▶ [Stated goal]: Leaving out the pictures, output the lines from the one that contains "What's the underlying" through the end of the material, exactly as they stand.

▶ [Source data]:
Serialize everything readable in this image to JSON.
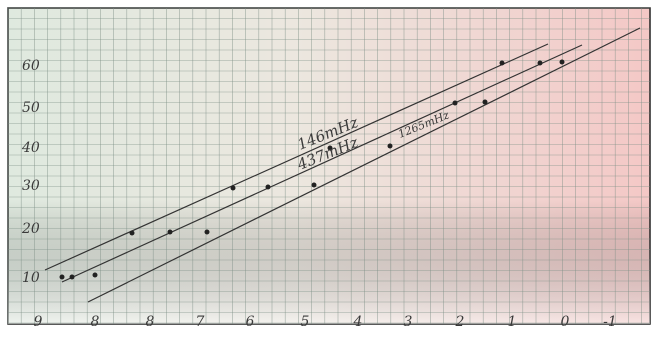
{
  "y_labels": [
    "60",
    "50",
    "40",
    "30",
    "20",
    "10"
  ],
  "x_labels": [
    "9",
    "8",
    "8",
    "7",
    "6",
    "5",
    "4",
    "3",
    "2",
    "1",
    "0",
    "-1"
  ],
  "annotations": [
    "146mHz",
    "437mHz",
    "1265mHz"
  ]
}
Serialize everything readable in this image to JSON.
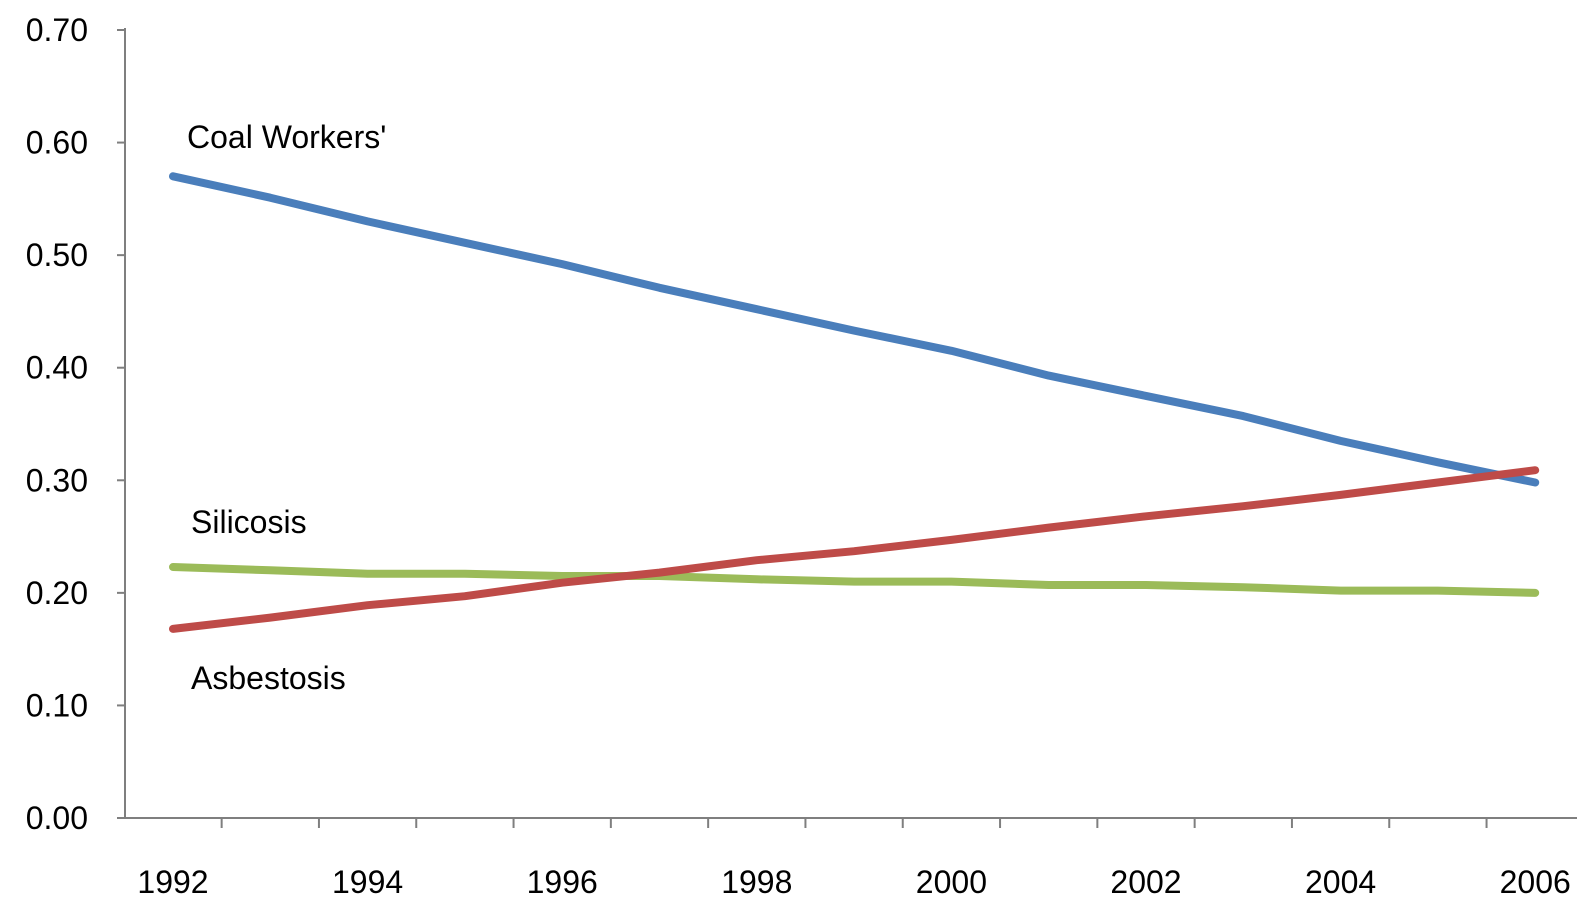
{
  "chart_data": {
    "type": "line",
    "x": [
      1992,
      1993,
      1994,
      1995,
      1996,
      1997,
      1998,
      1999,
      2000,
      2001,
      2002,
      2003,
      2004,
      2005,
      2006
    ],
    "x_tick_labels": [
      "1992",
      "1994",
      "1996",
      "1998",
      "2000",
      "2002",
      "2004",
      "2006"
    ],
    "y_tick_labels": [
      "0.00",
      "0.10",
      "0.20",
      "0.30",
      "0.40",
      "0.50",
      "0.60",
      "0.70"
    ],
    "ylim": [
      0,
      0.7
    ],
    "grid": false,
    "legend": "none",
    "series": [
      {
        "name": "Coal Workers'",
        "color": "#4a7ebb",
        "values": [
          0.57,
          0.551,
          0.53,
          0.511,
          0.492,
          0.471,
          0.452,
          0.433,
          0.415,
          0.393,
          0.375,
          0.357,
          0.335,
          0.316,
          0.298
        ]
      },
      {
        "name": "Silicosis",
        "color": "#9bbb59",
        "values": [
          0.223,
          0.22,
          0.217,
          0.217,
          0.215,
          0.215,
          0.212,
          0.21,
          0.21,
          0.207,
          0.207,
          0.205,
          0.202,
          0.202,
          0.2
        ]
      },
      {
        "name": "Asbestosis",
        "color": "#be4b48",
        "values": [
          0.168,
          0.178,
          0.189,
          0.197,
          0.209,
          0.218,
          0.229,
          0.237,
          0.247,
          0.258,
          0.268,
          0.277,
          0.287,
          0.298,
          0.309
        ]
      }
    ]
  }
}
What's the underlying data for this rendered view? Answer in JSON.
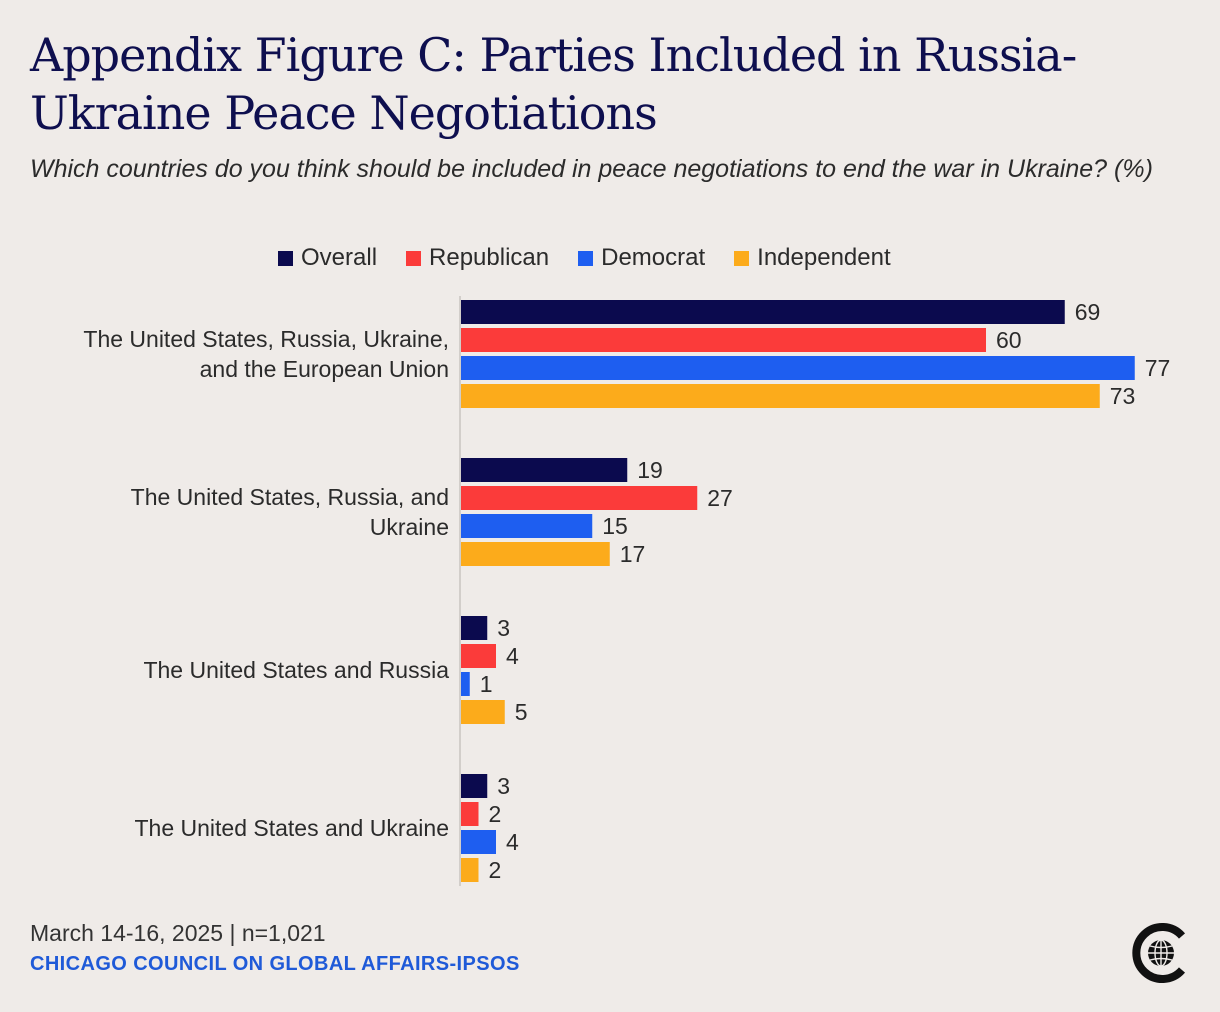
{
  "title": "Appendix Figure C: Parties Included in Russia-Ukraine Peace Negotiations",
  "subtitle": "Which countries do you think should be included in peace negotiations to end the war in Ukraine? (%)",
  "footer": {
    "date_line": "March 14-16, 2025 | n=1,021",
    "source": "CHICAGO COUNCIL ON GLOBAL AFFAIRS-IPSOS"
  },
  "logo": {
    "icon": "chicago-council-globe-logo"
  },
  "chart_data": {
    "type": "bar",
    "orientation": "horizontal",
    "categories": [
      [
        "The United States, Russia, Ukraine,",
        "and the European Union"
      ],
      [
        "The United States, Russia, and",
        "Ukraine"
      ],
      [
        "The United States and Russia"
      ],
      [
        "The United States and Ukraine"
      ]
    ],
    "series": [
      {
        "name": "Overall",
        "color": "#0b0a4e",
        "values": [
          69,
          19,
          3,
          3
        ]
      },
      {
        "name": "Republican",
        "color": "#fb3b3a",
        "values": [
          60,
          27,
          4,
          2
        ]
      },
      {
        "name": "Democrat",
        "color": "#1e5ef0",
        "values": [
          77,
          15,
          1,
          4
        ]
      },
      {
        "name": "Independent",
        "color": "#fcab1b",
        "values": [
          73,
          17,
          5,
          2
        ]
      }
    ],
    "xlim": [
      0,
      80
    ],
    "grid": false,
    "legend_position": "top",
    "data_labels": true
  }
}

▶ [Response to the task]:
What's the underlying data for this rendered view? Answer in JSON.
{
  "title": "Appendix Figure C: Parties Included in Russia-Ukraine Peace Negotiations",
  "subtitle": "Which countries do you think should be included in peace negotiations to end the war in Ukraine? (%)",
  "footer": {
    "date_line": "March 14-16, 2025 | n=1,021",
    "source": "CHICAGO COUNCIL ON GLOBAL AFFAIRS-IPSOS"
  },
  "logo": {
    "icon": "chicago-council-globe-logo"
  },
  "chart_data": {
    "type": "bar",
    "orientation": "horizontal",
    "categories": [
      [
        "The United States, Russia, Ukraine,",
        "and the European Union"
      ],
      [
        "The United States, Russia, and",
        "Ukraine"
      ],
      [
        "The United States and Russia"
      ],
      [
        "The United States and Ukraine"
      ]
    ],
    "series": [
      {
        "name": "Overall",
        "color": "#0b0a4e",
        "values": [
          69,
          19,
          3,
          3
        ]
      },
      {
        "name": "Republican",
        "color": "#fb3b3a",
        "values": [
          60,
          27,
          4,
          2
        ]
      },
      {
        "name": "Democrat",
        "color": "#1e5ef0",
        "values": [
          77,
          15,
          1,
          4
        ]
      },
      {
        "name": "Independent",
        "color": "#fcab1b",
        "values": [
          73,
          17,
          5,
          2
        ]
      }
    ],
    "xlim": [
      0,
      80
    ],
    "grid": false,
    "legend_position": "top",
    "data_labels": true
  }
}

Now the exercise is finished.